#### Aim of the exercise:
Work out how many lines hold the string "icon". Give that number and nothing more.

#### Input:
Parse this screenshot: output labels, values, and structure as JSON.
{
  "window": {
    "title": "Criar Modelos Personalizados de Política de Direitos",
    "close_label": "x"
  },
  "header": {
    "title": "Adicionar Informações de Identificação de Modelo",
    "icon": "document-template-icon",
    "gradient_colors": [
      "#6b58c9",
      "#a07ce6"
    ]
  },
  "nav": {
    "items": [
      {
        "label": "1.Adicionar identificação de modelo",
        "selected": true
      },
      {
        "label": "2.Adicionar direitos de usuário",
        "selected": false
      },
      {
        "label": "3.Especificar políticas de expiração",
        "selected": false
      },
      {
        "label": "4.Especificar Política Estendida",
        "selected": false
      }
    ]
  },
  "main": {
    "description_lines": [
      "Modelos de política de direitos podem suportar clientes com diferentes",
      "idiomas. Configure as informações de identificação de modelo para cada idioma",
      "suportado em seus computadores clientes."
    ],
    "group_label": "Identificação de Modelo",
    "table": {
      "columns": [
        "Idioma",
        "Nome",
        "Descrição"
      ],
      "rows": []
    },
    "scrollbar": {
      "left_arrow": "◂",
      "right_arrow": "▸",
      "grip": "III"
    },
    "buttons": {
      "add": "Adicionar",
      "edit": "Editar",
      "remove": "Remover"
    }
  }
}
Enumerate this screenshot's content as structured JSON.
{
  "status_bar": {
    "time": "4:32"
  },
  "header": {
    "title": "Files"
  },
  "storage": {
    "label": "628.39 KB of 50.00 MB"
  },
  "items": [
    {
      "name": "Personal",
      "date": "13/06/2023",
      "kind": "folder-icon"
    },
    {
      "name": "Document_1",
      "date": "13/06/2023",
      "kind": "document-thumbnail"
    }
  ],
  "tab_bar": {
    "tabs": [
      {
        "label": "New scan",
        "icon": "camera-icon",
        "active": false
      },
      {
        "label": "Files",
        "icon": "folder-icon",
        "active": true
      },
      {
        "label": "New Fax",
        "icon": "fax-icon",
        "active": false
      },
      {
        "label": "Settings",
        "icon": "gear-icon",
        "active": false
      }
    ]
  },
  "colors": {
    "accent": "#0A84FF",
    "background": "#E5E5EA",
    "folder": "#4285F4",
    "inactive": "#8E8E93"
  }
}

...

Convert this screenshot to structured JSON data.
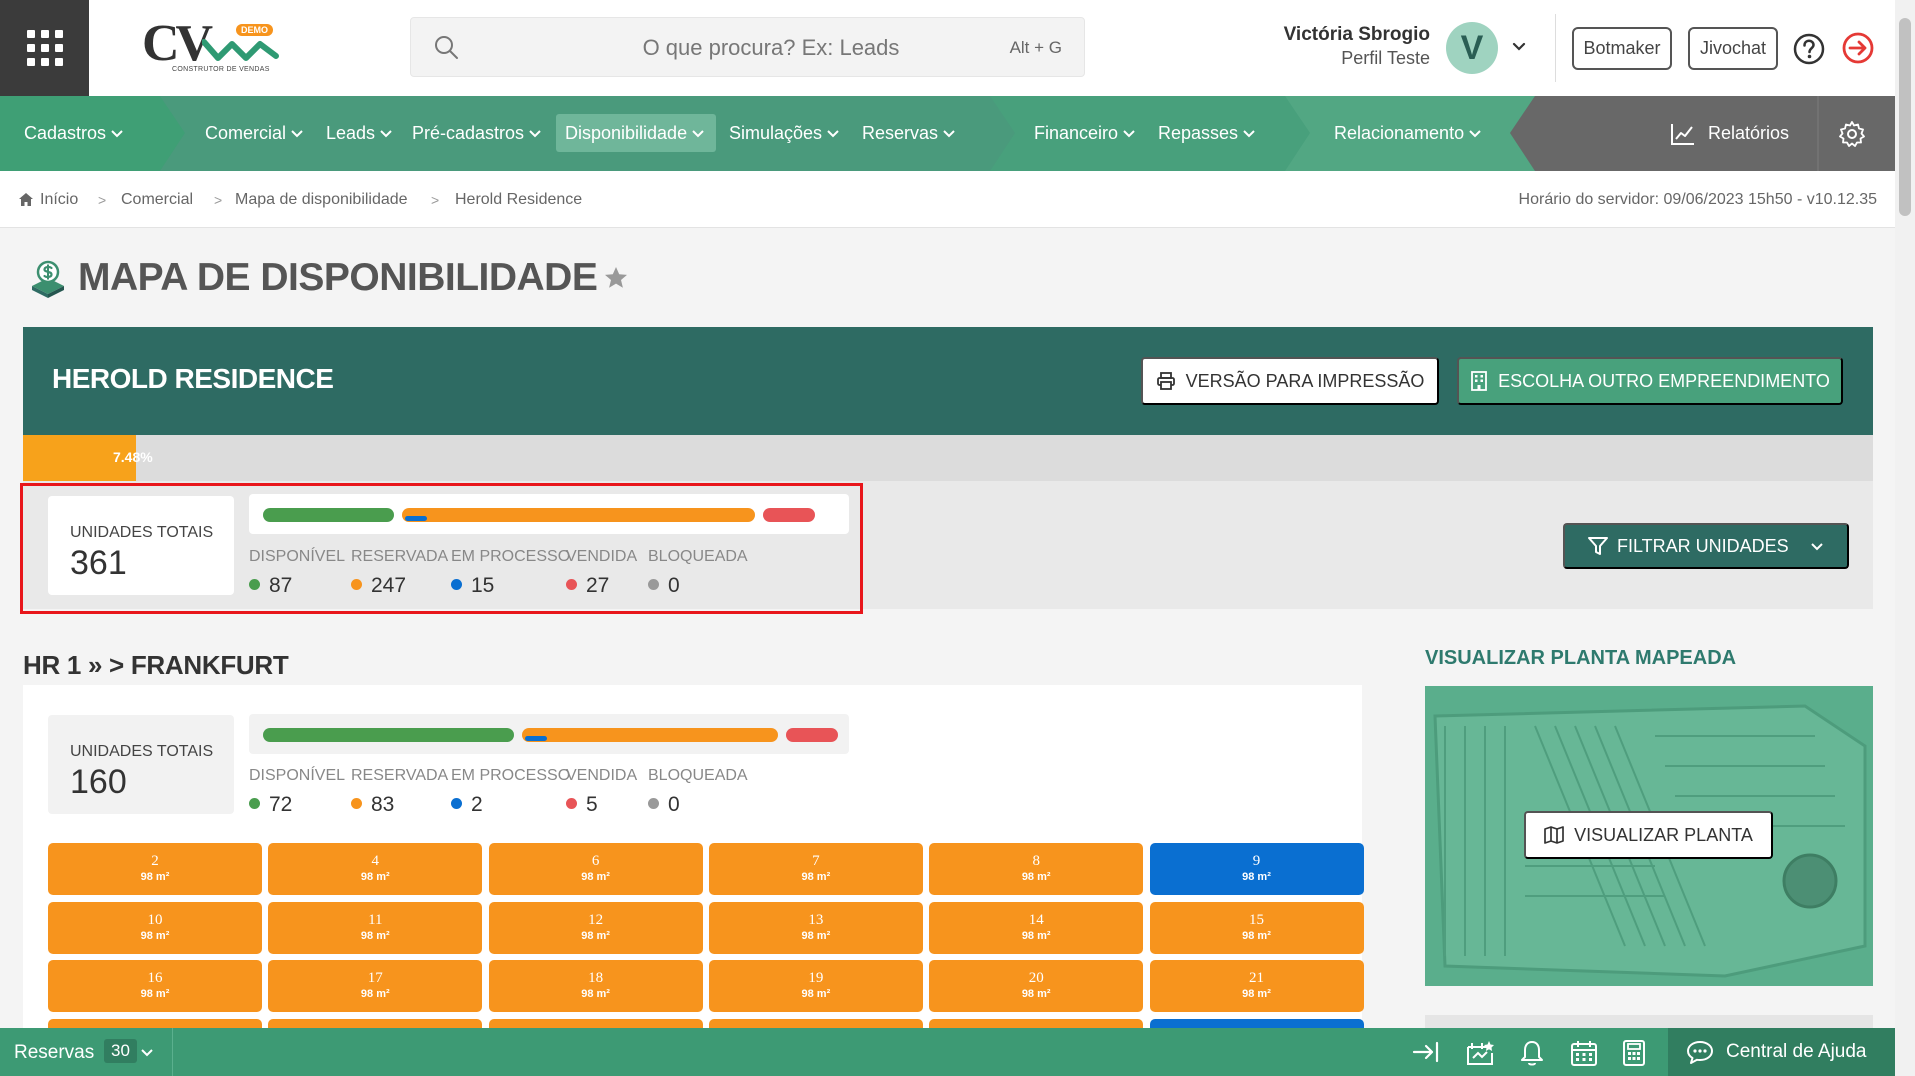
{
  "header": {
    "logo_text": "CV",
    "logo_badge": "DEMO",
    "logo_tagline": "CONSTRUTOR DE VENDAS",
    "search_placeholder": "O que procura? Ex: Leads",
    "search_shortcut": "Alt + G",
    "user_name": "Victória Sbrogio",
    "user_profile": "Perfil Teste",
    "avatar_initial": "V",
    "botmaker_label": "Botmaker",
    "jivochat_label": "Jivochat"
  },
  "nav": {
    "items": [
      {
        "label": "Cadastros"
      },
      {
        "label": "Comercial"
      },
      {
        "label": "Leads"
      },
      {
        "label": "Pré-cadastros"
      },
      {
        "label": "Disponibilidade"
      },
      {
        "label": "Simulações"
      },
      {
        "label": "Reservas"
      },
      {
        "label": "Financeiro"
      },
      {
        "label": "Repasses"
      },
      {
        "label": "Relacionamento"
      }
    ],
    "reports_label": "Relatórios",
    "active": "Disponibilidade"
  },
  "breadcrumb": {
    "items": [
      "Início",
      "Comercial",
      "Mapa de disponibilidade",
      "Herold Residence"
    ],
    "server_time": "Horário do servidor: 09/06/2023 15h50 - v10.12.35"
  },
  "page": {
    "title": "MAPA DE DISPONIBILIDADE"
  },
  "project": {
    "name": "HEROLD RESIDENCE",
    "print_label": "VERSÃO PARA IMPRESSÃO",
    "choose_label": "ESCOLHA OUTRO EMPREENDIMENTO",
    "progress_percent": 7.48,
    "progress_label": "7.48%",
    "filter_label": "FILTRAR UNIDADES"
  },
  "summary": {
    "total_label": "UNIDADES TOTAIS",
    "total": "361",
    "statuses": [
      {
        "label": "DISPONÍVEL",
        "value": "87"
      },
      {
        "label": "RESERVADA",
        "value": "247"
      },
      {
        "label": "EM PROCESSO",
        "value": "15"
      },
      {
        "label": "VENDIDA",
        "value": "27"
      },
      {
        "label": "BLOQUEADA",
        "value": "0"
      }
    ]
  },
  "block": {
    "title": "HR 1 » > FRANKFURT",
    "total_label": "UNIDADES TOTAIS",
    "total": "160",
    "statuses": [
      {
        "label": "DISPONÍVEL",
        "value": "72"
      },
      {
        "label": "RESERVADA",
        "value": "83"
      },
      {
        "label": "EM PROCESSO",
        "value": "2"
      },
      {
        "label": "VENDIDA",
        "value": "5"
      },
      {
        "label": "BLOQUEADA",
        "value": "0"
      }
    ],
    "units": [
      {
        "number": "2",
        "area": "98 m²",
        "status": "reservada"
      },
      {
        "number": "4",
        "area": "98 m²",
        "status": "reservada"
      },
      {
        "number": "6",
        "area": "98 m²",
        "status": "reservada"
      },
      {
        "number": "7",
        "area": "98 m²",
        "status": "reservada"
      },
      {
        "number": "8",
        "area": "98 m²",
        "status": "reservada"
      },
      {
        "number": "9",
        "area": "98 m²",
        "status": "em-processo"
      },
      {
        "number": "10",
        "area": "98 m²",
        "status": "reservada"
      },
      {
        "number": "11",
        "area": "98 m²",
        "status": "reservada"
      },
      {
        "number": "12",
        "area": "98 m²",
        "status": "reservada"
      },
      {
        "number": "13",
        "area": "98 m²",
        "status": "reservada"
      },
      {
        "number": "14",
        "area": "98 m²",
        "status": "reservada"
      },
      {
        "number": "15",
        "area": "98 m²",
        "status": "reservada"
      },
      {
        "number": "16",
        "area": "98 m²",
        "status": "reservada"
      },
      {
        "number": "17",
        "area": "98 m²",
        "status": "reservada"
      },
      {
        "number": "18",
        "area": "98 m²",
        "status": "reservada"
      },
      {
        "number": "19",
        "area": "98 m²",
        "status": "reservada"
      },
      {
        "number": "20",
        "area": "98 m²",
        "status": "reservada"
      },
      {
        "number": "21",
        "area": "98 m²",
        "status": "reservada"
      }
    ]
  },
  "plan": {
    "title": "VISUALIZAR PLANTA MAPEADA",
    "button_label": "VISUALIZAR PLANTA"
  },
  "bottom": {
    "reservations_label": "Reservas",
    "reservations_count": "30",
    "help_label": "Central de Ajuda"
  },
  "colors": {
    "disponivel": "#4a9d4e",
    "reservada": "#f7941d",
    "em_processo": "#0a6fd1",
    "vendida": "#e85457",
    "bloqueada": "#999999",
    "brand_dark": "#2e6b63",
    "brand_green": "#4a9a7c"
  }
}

---

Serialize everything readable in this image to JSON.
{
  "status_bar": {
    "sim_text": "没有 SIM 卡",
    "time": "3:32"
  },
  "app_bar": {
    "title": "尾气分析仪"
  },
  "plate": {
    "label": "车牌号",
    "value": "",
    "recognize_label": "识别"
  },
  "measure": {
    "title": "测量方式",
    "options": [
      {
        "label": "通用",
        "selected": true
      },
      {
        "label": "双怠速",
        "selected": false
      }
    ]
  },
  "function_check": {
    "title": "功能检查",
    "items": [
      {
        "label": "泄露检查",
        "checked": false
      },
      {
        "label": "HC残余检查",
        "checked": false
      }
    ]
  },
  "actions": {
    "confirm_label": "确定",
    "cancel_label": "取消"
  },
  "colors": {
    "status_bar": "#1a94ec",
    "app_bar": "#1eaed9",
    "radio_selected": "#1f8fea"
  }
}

#### Correct response:
6